- WHAT IS BEING ASKED
Could you print all the entries exactly?

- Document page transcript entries

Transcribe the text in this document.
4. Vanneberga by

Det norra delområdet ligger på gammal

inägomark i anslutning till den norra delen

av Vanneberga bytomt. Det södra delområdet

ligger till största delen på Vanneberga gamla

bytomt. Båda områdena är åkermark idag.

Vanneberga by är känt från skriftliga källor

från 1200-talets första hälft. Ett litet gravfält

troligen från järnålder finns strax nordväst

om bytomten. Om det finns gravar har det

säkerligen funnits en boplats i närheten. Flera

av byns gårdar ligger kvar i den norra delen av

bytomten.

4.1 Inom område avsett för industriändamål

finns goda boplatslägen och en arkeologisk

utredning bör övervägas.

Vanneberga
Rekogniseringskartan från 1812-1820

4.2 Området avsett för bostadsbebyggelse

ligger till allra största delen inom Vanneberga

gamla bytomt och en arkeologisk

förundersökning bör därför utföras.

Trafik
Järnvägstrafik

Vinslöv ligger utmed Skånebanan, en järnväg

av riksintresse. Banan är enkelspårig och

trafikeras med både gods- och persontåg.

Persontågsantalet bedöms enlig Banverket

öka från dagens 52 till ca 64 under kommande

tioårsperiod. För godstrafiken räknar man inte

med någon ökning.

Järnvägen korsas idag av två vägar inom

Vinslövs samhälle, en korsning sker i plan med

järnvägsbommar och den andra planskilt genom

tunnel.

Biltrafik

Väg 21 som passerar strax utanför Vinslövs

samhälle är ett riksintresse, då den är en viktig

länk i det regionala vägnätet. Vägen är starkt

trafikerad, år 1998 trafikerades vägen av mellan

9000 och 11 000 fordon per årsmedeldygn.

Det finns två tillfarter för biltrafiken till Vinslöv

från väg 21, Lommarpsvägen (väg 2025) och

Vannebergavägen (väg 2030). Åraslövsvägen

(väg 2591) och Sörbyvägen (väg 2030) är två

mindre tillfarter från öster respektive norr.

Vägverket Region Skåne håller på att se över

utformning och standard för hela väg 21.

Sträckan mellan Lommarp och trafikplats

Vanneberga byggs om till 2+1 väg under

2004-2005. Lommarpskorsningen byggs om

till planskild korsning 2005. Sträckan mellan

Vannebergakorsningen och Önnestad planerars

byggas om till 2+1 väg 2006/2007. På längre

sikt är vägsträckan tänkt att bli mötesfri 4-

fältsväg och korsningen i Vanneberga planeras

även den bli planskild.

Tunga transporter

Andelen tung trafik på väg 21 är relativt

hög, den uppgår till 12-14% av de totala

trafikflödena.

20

- EXERCISE OUTPUT
Transcribe the text in this document.
4. Vanneberga by

Det norra delområdet ligger på gammal

inägomark i anslutning till den norra delen

av Vanneberga bytomt. Det södra delområdet

ligger till största delen på Vanneberga gamla

bytomt. Båda områdena är åkermark idag.

Vanneberga by är känt från skriftliga källor

från 1200-talets första hälft. Ett litet gravfält

troligen från järnålder finns strax nordväst

om bytomten. Om det finns gravar har det

säkerligen funnits en boplats i närheten. Flera

av byns gårdar ligger kvar i den norra delen av

bytomten.

4.1 Inom område avsett för industriändamål

finns goda boplatslägen och en arkeologisk

utredning bör övervägas.

Vanneberga
Rekogniseringskartan från 1812-1820

4.2 Området avsett för bostadsbebyggelse

ligger till allra största delen inom Vanneberga

gamla bytomt och en arkeologisk

förundersökning bör därför utföras.

Trafik
Järnvägstrafik

Vinslöv ligger utmed Skånebanan, en järnväg

av riksintresse. Banan är enkelspårig och

trafikeras med både gods- och persontåg.

Persontågsantalet bedöms enlig Banverket

öka från dagens 52 till ca 64 under kommande

tioårsperiod. För godstrafiken räknar man inte

med någon ökning.

Järnvägen korsas idag av två vägar inom

Vinslövs samhälle, en korsning sker i plan med

järnvägsbommar och den andra planskilt genom

tunnel.

Biltrafik

Väg 21 som passerar strax utanför Vinslövs

samhälle är ett riksintresse, då den är en viktig

länk i det regionala vägnätet. Vägen är starkt

trafikerad, år 1998 trafikerades vägen av mellan

9000 och 11 000 fordon per årsmedeldygn.

Det finns två tillfarter för biltrafiken till Vinslöv

från väg 21, Lommarpsvägen (väg 2025) och

Vannebergavägen (väg 2030). Åraslövsvägen

(väg 2591) och Sörbyvägen (väg 2030) är två

mindre tillfarter från öster respektive norr.

Vägverket Region Skåne håller på att se över

utformning och standard för hela väg 21.

Sträckan mellan Lommarp och trafikplats

Vanneberga byggs om till 2+1 väg under

2004-2005. Lommarpskorsningen byggs om

till planskild korsning 2005. Sträckan mellan

Vannebergakorsningen och Önnestad planerars

byggas om till 2+1 väg 2006/2007. På längre

sikt är vägsträckan tänkt att bli mötesfri 4-

fältsväg och korsningen i Vanneberga planeras

även den bli planskild.

Tunga transporter

Andelen tung trafik på väg 21 är relativt

hög, den uppgår till 12-14% av de totala

trafikflödena.

20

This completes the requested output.